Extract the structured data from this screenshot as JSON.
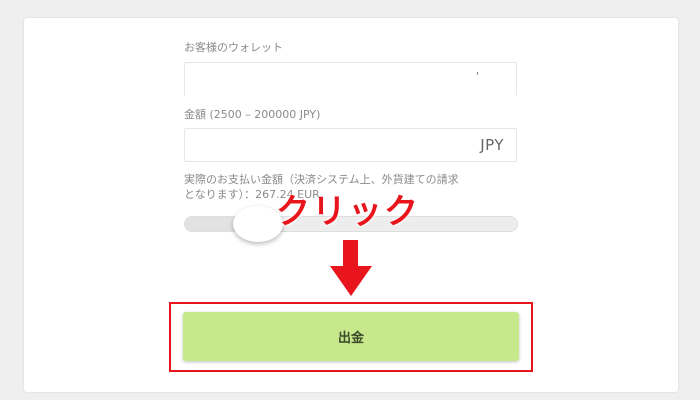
{
  "wallet": {
    "label": "お客様のウォレット",
    "value": "'"
  },
  "amount": {
    "label": "金額 (2500 – 200000 JPY)",
    "currency": "JPY"
  },
  "actual_payment": {
    "text_line1": "実際のお支払い金額（決済システム上、外貨建ての請求",
    "text_line2": "となります）：267.24 EUR"
  },
  "slider": {
    "level_fraction": 0.2
  },
  "annotation": {
    "text": "クリック",
    "color": "#e8161c"
  },
  "withdraw_button": {
    "label": "出金",
    "color": "#c7e98c"
  }
}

EXERCISE DESCRIPTION:
Report each line in the data that holds the word "label".

FULL ANSWER:
    "label": "お客様のウォレット",
    "label": "金額 (2500 – 200000 JPY)",
    "label": "出金",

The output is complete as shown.